Record excerpts
------------------------------------------------
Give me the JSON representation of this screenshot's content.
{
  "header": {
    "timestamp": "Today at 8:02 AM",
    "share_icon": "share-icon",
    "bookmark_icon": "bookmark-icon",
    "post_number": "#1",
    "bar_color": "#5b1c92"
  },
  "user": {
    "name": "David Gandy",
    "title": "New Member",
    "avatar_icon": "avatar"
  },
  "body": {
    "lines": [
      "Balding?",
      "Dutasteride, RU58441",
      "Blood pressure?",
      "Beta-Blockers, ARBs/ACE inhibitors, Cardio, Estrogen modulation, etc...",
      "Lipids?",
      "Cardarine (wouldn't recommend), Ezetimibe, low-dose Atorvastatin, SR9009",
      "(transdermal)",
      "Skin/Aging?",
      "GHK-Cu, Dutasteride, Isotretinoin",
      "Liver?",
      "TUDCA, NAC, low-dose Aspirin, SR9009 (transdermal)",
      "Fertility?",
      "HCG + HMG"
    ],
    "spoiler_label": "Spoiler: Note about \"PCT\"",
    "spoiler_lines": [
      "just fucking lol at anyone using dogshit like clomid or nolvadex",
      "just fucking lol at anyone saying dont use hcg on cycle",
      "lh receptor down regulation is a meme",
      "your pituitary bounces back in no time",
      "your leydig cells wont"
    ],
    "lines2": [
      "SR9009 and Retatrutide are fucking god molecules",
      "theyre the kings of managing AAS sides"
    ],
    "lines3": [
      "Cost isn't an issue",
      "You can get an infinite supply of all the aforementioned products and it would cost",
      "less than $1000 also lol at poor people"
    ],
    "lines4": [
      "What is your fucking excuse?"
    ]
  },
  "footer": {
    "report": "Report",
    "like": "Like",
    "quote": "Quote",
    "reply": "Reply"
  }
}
------------------------------------------------
Instructions for the task
For this exercise, transcribe all the records exactly.

Exercise output
Give me the JSON representation of this screenshot's content.
{
  "header": {
    "timestamp": "Today at 8:02 AM",
    "share_icon": "share-icon",
    "bookmark_icon": "bookmark-icon",
    "post_number": "#1",
    "bar_color": "#5b1c92"
  },
  "user": {
    "name": "David Gandy",
    "title": "New Member",
    "avatar_icon": "avatar"
  },
  "body": {
    "lines": [
      "Balding?",
      "Dutasteride, RU58441",
      "Blood pressure?",
      "Beta-Blockers, ARBs/ACE inhibitors, Cardio, Estrogen modulation, etc...",
      "Lipids?",
      "Cardarine (wouldn't recommend), Ezetimibe, low-dose Atorvastatin, SR9009",
      "(transdermal)",
      "Skin/Aging?",
      "GHK-Cu, Dutasteride, Isotretinoin",
      "Liver?",
      "TUDCA, NAC, low-dose Aspirin, SR9009 (transdermal)",
      "Fertility?",
      "HCG + HMG"
    ],
    "spoiler_label": "Spoiler: Note about \"PCT\"",
    "spoiler_lines": [
      "just fucking lol at anyone using dogshit like clomid or nolvadex",
      "just fucking lol at anyone saying dont use hcg on cycle",
      "lh receptor down regulation is a meme",
      "your pituitary bounces back in no time",
      "your leydig cells wont"
    ],
    "lines2": [
      "SR9009 and Retatrutide are fucking god molecules",
      "theyre the kings of managing AAS sides"
    ],
    "lines3": [
      "Cost isn't an issue",
      "You can get an infinite supply of all the aforementioned products and it would cost",
      "less than $1000 also lol at poor people"
    ],
    "lines4": [
      "What is your fucking excuse?"
    ]
  },
  "footer": {
    "report": "Report",
    "like": "Like",
    "quote": "Quote",
    "reply": "Reply"
  }
}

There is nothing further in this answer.